Written request
Your task is to extract every line from the material below exactly.

Source records
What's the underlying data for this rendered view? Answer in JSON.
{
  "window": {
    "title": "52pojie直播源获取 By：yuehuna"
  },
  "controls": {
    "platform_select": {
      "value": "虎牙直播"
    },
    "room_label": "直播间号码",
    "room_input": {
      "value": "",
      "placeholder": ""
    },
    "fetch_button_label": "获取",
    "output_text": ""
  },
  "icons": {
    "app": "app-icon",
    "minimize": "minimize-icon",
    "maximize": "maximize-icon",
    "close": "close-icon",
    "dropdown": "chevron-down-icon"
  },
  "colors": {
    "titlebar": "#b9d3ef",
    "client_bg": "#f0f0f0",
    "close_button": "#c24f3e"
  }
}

Task answer
What's the underlying data for this rendered view? Answer in JSON.
{
  "window": {
    "title": "52pojie直播源获取 By：yuehuna"
  },
  "controls": {
    "platform_select": {
      "value": "虎牙直播"
    },
    "room_label": "直播间号码",
    "room_input": {
      "value": "",
      "placeholder": ""
    },
    "fetch_button_label": "获取",
    "output_text": ""
  },
  "icons": {
    "app": "app-icon",
    "minimize": "minimize-icon",
    "maximize": "maximize-icon",
    "close": "close-icon",
    "dropdown": "chevron-down-icon"
  },
  "colors": {
    "titlebar": "#b9d3ef",
    "client_bg": "#f0f0f0",
    "close_button": "#c24f3e"
  }
}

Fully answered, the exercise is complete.